# WHAT IS NEEDED
Write out each line in which the string "page" is present.

[Extracted data entries]
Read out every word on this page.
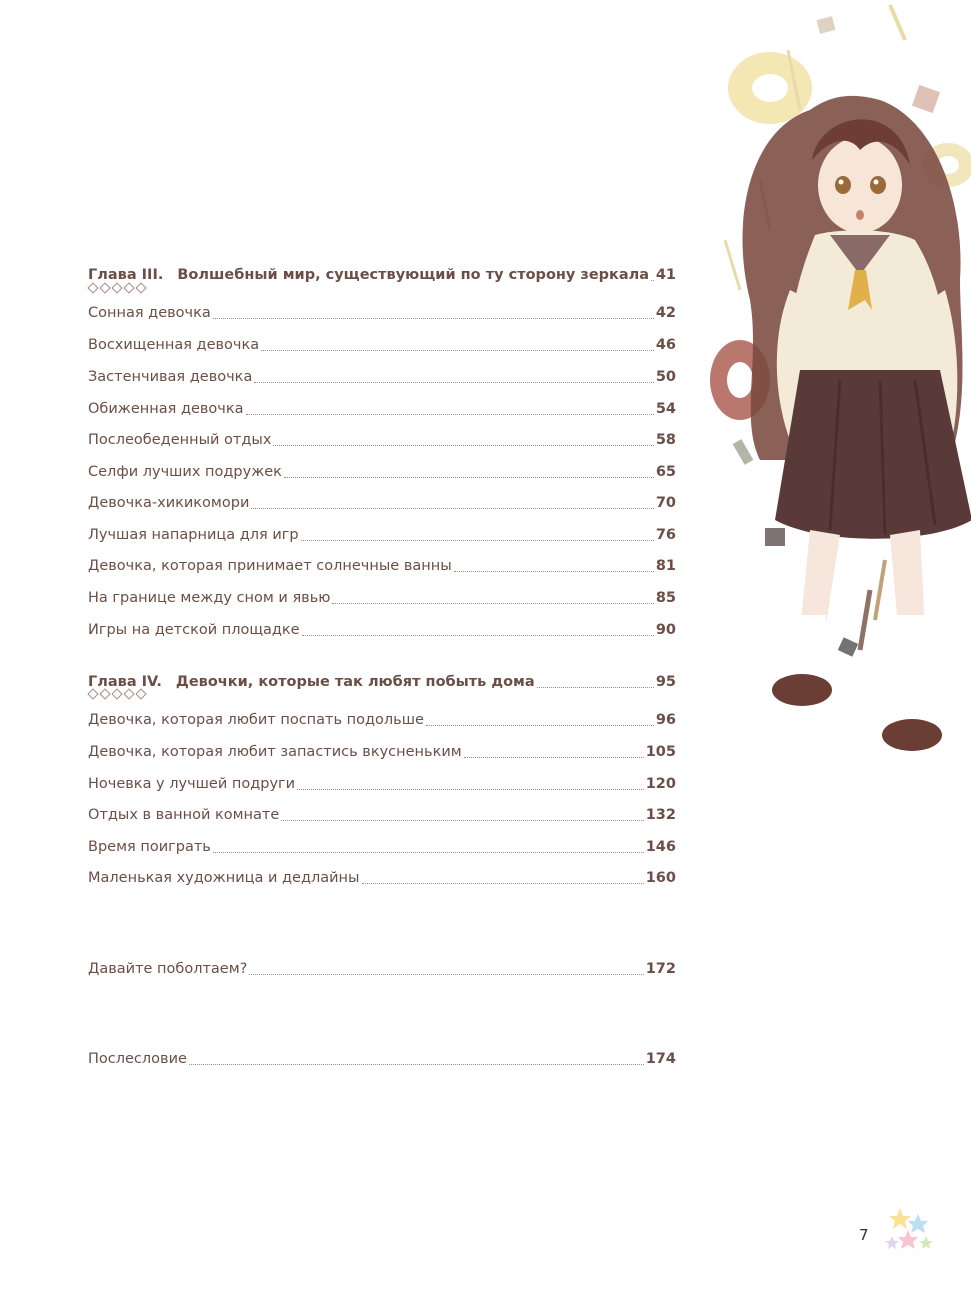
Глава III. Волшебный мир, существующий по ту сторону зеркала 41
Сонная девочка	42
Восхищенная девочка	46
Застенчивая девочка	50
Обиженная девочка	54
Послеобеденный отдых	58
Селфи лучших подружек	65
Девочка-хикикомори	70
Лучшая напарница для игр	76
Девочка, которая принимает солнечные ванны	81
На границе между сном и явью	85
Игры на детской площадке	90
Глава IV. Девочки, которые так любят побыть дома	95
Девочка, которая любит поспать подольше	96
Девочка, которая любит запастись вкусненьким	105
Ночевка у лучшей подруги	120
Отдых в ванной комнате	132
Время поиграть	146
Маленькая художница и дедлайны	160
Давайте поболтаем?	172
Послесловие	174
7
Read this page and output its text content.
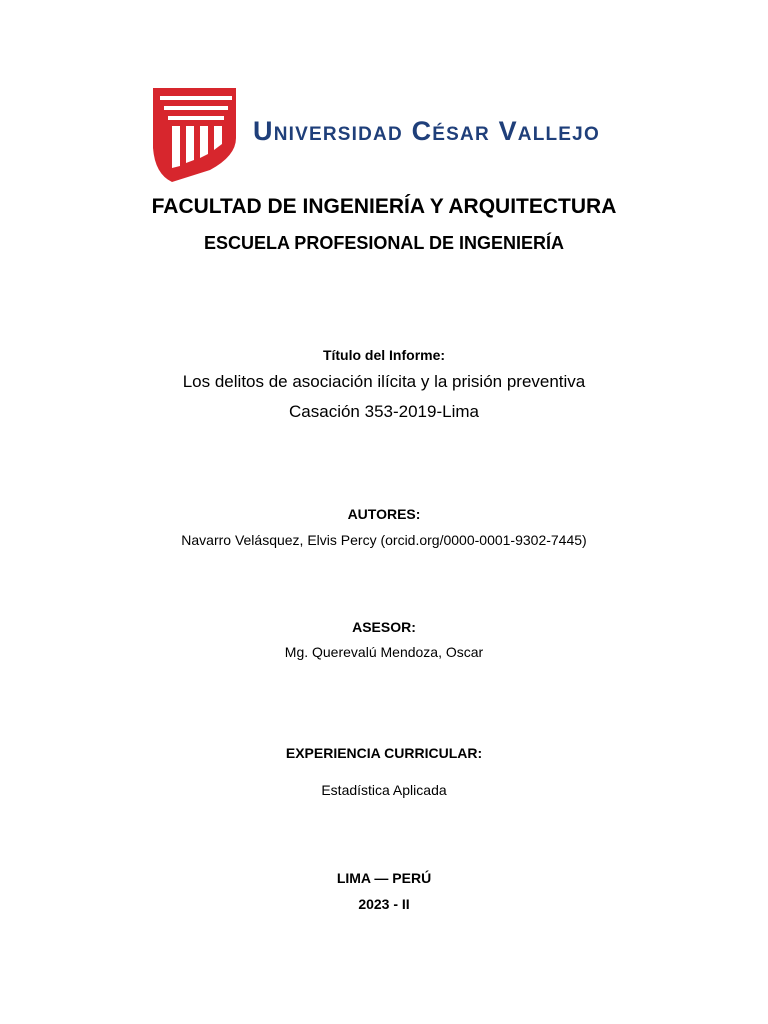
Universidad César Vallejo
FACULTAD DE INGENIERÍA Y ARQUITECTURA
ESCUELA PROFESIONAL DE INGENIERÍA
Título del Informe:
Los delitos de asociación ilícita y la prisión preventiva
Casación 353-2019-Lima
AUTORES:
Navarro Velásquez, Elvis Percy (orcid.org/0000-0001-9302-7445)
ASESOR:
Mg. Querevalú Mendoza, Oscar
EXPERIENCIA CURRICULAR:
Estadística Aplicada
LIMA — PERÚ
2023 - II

# COMPLETED EXERCISE
Read out every word on this page.
Read this page and output its text content.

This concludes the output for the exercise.